> _Challenge_
Count how many lines of the data below contain the string "Traplife"; the reply should be that number alone.

> _Entries provided_
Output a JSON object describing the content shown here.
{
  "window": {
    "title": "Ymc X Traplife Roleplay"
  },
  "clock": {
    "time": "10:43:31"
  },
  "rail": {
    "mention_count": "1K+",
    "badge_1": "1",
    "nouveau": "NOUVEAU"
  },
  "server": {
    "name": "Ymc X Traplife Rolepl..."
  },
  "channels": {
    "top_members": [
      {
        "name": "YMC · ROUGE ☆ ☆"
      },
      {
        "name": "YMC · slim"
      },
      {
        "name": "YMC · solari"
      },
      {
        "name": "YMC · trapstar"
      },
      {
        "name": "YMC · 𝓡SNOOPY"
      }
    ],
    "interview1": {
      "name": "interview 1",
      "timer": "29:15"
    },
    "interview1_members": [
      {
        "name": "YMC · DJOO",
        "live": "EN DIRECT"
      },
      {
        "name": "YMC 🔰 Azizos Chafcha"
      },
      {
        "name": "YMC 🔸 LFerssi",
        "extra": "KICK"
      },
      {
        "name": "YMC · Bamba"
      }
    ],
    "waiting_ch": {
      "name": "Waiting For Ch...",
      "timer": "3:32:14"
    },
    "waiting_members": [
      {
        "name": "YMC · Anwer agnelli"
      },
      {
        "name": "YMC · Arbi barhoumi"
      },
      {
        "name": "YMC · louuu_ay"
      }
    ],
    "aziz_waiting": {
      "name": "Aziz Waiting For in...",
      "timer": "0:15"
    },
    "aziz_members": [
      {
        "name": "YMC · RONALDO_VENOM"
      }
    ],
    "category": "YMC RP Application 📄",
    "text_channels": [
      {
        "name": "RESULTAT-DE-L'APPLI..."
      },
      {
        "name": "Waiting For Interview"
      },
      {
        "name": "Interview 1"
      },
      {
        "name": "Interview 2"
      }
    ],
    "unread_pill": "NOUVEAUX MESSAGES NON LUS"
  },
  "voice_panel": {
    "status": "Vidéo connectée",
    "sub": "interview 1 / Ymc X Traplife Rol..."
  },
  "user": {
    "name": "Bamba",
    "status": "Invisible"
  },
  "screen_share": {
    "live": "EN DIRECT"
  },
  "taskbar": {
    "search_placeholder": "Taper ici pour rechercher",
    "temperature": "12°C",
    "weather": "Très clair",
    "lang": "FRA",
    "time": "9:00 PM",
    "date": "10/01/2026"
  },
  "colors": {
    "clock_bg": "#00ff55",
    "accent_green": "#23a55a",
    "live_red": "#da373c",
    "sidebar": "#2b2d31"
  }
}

> _Written answer_
3